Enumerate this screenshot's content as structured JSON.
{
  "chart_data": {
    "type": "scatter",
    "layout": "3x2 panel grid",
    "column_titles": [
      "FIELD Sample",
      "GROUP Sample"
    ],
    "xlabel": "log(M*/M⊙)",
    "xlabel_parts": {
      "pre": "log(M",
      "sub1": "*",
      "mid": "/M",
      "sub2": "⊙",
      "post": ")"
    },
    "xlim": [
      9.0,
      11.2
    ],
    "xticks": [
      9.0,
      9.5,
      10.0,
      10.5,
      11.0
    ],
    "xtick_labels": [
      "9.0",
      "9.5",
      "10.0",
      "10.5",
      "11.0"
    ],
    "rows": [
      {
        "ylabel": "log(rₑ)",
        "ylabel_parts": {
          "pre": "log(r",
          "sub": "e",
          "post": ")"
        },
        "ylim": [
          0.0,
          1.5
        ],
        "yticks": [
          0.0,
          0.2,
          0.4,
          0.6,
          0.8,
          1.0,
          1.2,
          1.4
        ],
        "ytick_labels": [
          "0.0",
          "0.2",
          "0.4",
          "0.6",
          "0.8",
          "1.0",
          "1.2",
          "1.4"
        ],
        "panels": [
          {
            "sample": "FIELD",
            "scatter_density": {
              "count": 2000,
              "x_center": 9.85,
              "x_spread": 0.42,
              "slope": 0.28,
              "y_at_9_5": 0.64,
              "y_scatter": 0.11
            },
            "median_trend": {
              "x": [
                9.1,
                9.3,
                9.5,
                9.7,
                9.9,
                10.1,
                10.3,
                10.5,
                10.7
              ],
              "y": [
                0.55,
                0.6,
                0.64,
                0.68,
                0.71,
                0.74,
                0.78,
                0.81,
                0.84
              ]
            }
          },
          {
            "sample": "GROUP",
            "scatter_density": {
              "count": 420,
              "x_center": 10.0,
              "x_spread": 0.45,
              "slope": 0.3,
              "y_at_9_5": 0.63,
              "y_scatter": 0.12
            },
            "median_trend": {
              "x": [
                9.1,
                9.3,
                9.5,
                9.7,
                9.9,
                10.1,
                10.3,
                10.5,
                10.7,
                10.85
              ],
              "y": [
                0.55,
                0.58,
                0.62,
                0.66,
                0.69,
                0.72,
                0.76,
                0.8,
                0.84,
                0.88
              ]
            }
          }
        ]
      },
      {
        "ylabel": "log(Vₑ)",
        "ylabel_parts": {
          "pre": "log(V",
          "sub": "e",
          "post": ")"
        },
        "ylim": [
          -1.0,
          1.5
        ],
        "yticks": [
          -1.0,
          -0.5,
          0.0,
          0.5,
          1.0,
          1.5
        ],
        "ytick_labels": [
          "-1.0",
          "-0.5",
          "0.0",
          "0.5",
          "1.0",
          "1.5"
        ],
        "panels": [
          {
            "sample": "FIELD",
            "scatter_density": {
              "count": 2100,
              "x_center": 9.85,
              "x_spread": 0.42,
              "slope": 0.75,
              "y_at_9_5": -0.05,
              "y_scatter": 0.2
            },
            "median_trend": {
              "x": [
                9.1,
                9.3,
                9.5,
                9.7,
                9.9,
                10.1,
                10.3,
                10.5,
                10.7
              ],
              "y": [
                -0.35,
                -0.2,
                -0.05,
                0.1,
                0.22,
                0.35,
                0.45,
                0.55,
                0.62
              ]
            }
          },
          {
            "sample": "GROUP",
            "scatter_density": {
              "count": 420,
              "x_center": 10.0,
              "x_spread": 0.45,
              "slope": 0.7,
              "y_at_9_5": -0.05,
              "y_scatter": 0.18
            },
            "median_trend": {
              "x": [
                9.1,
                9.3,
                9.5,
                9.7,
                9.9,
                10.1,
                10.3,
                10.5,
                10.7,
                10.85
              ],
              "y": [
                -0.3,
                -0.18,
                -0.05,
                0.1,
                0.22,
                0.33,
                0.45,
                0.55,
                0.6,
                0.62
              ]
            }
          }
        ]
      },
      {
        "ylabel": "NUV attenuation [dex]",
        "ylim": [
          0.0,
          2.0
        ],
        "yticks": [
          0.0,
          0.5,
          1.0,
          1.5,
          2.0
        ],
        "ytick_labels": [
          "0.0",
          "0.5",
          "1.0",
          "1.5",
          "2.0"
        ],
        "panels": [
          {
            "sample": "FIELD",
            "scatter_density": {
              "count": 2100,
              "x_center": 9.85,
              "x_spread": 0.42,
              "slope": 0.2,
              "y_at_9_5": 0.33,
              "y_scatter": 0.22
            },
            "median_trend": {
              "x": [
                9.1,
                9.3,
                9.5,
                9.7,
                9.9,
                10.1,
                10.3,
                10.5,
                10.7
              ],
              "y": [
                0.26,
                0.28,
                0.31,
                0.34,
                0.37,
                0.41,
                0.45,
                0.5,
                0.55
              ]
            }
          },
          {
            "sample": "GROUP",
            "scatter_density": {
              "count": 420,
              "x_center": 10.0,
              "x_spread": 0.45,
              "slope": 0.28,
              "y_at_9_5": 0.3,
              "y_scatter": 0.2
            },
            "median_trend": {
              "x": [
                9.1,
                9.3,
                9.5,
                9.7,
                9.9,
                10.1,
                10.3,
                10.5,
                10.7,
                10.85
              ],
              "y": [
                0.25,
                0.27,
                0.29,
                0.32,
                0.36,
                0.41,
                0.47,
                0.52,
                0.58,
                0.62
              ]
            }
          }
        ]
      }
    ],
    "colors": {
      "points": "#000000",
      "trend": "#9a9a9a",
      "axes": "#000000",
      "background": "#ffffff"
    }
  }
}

Task to complete:
All of the material above needs to be retyped word for word.

Worked answer:
Enumerate this screenshot's content as structured JSON.
{
  "chart_data": {
    "type": "scatter",
    "layout": "3x2 panel grid",
    "column_titles": [
      "FIELD Sample",
      "GROUP Sample"
    ],
    "xlabel": "log(M*/M⊙)",
    "xlabel_parts": {
      "pre": "log(M",
      "sub1": "*",
      "mid": "/M",
      "sub2": "⊙",
      "post": ")"
    },
    "xlim": [
      9.0,
      11.2
    ],
    "xticks": [
      9.0,
      9.5,
      10.0,
      10.5,
      11.0
    ],
    "xtick_labels": [
      "9.0",
      "9.5",
      "10.0",
      "10.5",
      "11.0"
    ],
    "rows": [
      {
        "ylabel": "log(rₑ)",
        "ylabel_parts": {
          "pre": "log(r",
          "sub": "e",
          "post": ")"
        },
        "ylim": [
          0.0,
          1.5
        ],
        "yticks": [
          0.0,
          0.2,
          0.4,
          0.6,
          0.8,
          1.0,
          1.2,
          1.4
        ],
        "ytick_labels": [
          "0.0",
          "0.2",
          "0.4",
          "0.6",
          "0.8",
          "1.0",
          "1.2",
          "1.4"
        ],
        "panels": [
          {
            "sample": "FIELD",
            "scatter_density": {
              "count": 2000,
              "x_center": 9.85,
              "x_spread": 0.42,
              "slope": 0.28,
              "y_at_9_5": 0.64,
              "y_scatter": 0.11
            },
            "median_trend": {
              "x": [
                9.1,
                9.3,
                9.5,
                9.7,
                9.9,
                10.1,
                10.3,
                10.5,
                10.7
              ],
              "y": [
                0.55,
                0.6,
                0.64,
                0.68,
                0.71,
                0.74,
                0.78,
                0.81,
                0.84
              ]
            }
          },
          {
            "sample": "GROUP",
            "scatter_density": {
              "count": 420,
              "x_center": 10.0,
              "x_spread": 0.45,
              "slope": 0.3,
              "y_at_9_5": 0.63,
              "y_scatter": 0.12
            },
            "median_trend": {
              "x": [
                9.1,
                9.3,
                9.5,
                9.7,
                9.9,
                10.1,
                10.3,
                10.5,
                10.7,
                10.85
              ],
              "y": [
                0.55,
                0.58,
                0.62,
                0.66,
                0.69,
                0.72,
                0.76,
                0.8,
                0.84,
                0.88
              ]
            }
          }
        ]
      },
      {
        "ylabel": "log(Vₑ)",
        "ylabel_parts": {
          "pre": "log(V",
          "sub": "e",
          "post": ")"
        },
        "ylim": [
          -1.0,
          1.5
        ],
        "yticks": [
          -1.0,
          -0.5,
          0.0,
          0.5,
          1.0,
          1.5
        ],
        "ytick_labels": [
          "-1.0",
          "-0.5",
          "0.0",
          "0.5",
          "1.0",
          "1.5"
        ],
        "panels": [
          {
            "sample": "FIELD",
            "scatter_density": {
              "count": 2100,
              "x_center": 9.85,
              "x_spread": 0.42,
              "slope": 0.75,
              "y_at_9_5": -0.05,
              "y_scatter": 0.2
            },
            "median_trend": {
              "x": [
                9.1,
                9.3,
                9.5,
                9.7,
                9.9,
                10.1,
                10.3,
                10.5,
                10.7
              ],
              "y": [
                -0.35,
                -0.2,
                -0.05,
                0.1,
                0.22,
                0.35,
                0.45,
                0.55,
                0.62
              ]
            }
          },
          {
            "sample": "GROUP",
            "scatter_density": {
              "count": 420,
              "x_center": 10.0,
              "x_spread": 0.45,
              "slope": 0.7,
              "y_at_9_5": -0.05,
              "y_scatter": 0.18
            },
            "median_trend": {
              "x": [
                9.1,
                9.3,
                9.5,
                9.7,
                9.9,
                10.1,
                10.3,
                10.5,
                10.7,
                10.85
              ],
              "y": [
                -0.3,
                -0.18,
                -0.05,
                0.1,
                0.22,
                0.33,
                0.45,
                0.55,
                0.6,
                0.62
              ]
            }
          }
        ]
      },
      {
        "ylabel": "NUV attenuation [dex]",
        "ylim": [
          0.0,
          2.0
        ],
        "yticks": [
          0.0,
          0.5,
          1.0,
          1.5,
          2.0
        ],
        "ytick_labels": [
          "0.0",
          "0.5",
          "1.0",
          "1.5",
          "2.0"
        ],
        "panels": [
          {
            "sample": "FIELD",
            "scatter_density": {
              "count": 2100,
              "x_center": 9.85,
              "x_spread": 0.42,
              "slope": 0.2,
              "y_at_9_5": 0.33,
              "y_scatter": 0.22
            },
            "median_trend": {
              "x": [
                9.1,
                9.3,
                9.5,
                9.7,
                9.9,
                10.1,
                10.3,
                10.5,
                10.7
              ],
              "y": [
                0.26,
                0.28,
                0.31,
                0.34,
                0.37,
                0.41,
                0.45,
                0.5,
                0.55
              ]
            }
          },
          {
            "sample": "GROUP",
            "scatter_density": {
              "count": 420,
              "x_center": 10.0,
              "x_spread": 0.45,
              "slope": 0.28,
              "y_at_9_5": 0.3,
              "y_scatter": 0.2
            },
            "median_trend": {
              "x": [
                9.1,
                9.3,
                9.5,
                9.7,
                9.9,
                10.1,
                10.3,
                10.5,
                10.7,
                10.85
              ],
              "y": [
                0.25,
                0.27,
                0.29,
                0.32,
                0.36,
                0.41,
                0.47,
                0.52,
                0.58,
                0.62
              ]
            }
          }
        ]
      }
    ],
    "colors": {
      "points": "#000000",
      "trend": "#9a9a9a",
      "axes": "#000000",
      "background": "#ffffff"
    }
  }
}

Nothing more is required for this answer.